> _Work instructions_: For each line below that includes the word "Displaying", make a copy.

Data records:
▬▬▬

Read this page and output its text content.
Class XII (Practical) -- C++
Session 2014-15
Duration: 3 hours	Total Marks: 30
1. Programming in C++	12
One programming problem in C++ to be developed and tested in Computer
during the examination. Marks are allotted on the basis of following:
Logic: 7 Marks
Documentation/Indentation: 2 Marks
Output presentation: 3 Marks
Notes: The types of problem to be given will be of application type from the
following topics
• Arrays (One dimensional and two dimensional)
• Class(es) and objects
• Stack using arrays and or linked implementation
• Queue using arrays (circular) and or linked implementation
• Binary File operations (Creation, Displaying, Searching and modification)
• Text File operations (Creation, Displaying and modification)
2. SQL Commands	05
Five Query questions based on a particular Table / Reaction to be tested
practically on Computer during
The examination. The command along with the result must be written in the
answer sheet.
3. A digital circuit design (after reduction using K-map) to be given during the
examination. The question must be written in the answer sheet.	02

▬▬▬

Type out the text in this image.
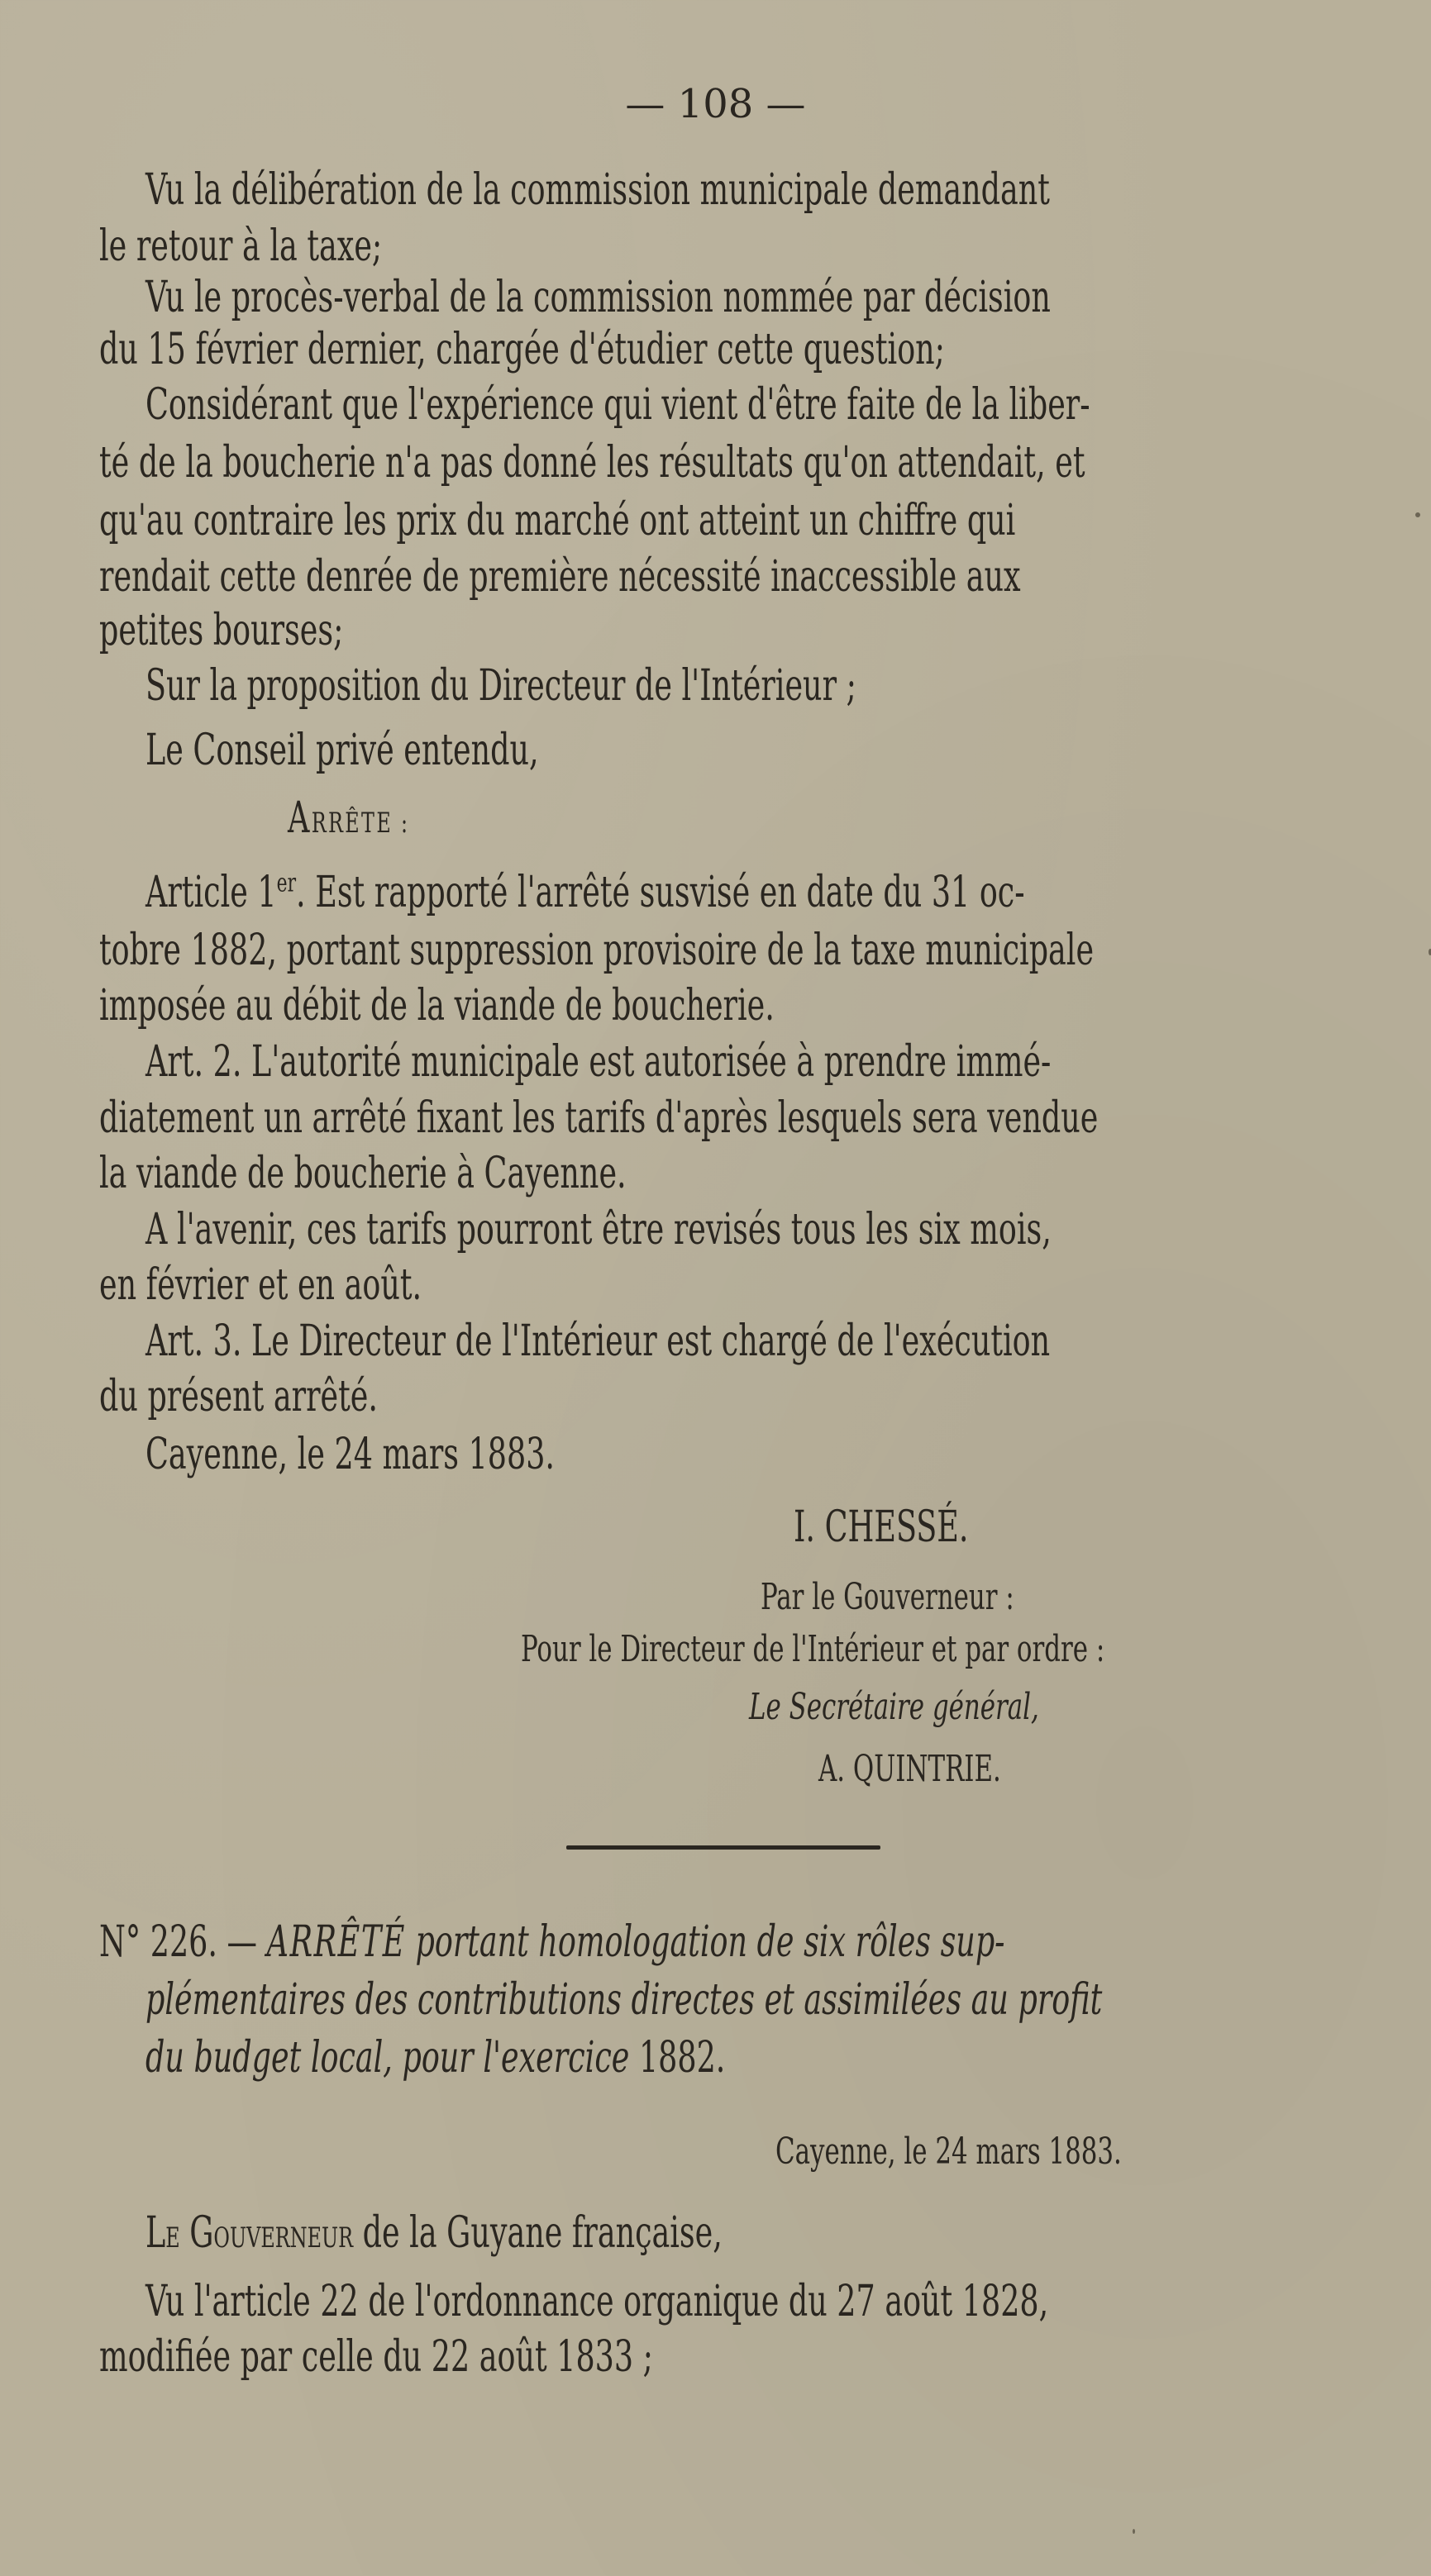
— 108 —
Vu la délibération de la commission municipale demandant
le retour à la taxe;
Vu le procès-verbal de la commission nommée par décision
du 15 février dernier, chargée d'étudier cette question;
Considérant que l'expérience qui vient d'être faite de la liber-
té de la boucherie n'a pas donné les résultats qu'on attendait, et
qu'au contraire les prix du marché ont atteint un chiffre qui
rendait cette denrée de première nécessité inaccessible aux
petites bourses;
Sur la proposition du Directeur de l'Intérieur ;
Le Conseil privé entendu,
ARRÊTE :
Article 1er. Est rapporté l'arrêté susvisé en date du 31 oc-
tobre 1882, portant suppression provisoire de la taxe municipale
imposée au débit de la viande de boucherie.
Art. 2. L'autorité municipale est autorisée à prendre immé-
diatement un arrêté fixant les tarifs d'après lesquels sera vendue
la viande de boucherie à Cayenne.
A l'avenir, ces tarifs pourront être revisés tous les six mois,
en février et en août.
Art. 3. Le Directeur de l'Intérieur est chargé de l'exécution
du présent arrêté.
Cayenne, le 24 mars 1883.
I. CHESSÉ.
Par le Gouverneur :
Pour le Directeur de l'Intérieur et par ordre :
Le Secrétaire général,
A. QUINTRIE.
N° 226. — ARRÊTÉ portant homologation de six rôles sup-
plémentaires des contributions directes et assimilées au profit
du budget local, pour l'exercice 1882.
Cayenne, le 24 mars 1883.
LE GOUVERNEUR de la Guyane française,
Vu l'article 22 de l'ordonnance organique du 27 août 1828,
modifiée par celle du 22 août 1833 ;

▬▬▬

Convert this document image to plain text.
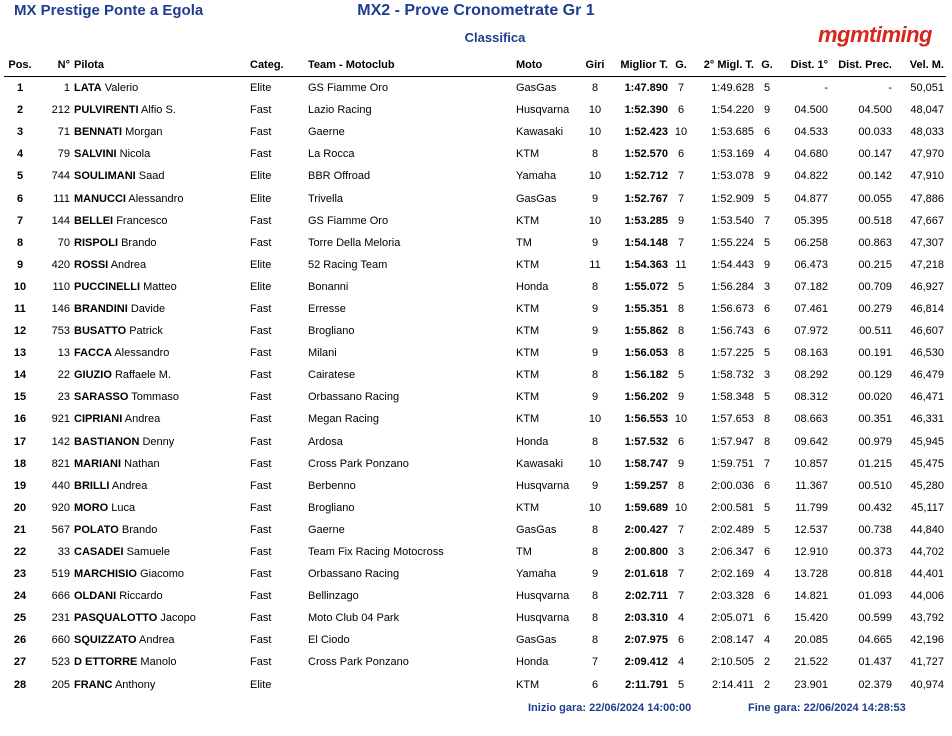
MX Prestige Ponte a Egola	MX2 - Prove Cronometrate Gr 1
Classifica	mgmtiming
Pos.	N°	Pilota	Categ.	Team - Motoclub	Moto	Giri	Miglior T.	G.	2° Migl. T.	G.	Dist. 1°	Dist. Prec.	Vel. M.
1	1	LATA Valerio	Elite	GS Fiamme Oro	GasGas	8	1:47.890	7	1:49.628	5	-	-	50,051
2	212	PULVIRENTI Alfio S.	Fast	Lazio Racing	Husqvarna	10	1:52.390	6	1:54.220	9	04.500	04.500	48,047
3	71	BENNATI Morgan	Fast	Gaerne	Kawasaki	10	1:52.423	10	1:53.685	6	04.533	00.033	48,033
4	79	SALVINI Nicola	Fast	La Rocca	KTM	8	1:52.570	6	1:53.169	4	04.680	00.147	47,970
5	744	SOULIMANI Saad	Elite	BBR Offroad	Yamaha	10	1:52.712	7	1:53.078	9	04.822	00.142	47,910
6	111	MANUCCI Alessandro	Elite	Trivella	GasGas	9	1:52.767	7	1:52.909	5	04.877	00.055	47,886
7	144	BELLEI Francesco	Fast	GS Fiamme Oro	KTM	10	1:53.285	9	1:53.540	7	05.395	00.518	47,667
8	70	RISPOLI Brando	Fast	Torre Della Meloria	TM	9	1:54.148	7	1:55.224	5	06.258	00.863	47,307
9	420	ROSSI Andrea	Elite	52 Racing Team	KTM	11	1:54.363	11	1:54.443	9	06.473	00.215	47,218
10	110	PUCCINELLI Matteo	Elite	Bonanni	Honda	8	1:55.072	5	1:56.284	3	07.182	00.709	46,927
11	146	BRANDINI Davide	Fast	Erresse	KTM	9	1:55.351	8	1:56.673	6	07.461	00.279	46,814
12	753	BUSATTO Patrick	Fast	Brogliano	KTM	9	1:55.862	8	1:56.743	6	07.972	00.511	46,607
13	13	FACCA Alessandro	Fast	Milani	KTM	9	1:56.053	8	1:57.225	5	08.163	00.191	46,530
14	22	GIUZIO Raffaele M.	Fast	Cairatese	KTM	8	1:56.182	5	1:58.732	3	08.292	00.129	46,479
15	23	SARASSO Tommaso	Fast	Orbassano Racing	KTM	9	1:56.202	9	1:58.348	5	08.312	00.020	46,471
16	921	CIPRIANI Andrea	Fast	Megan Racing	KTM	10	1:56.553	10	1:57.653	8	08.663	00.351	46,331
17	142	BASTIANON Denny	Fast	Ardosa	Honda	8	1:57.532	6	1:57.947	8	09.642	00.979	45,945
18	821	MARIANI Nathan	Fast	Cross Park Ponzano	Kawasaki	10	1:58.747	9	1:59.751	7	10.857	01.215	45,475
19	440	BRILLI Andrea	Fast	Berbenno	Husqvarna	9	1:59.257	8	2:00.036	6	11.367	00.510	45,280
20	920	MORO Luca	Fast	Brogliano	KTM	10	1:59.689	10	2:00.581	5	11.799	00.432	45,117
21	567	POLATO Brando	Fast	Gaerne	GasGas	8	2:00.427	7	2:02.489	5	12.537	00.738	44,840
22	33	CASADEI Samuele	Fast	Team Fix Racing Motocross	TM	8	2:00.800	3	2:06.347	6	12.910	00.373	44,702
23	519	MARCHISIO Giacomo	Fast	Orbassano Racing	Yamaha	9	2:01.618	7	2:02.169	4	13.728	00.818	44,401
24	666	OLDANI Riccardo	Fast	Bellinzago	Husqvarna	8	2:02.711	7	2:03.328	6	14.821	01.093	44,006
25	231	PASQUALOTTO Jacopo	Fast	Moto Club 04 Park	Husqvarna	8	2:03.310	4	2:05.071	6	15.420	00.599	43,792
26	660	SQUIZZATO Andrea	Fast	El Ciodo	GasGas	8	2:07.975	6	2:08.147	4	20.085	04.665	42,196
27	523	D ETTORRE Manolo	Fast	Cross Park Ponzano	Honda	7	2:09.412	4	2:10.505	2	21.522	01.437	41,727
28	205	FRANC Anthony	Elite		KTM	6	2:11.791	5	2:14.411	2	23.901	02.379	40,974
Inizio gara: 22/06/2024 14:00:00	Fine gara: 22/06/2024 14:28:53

▬▬▬

> _Task response_:
• Binary File operations (Creation, Displaying, Searching and modification)
• Text File operations (Creation, Displaying and modification)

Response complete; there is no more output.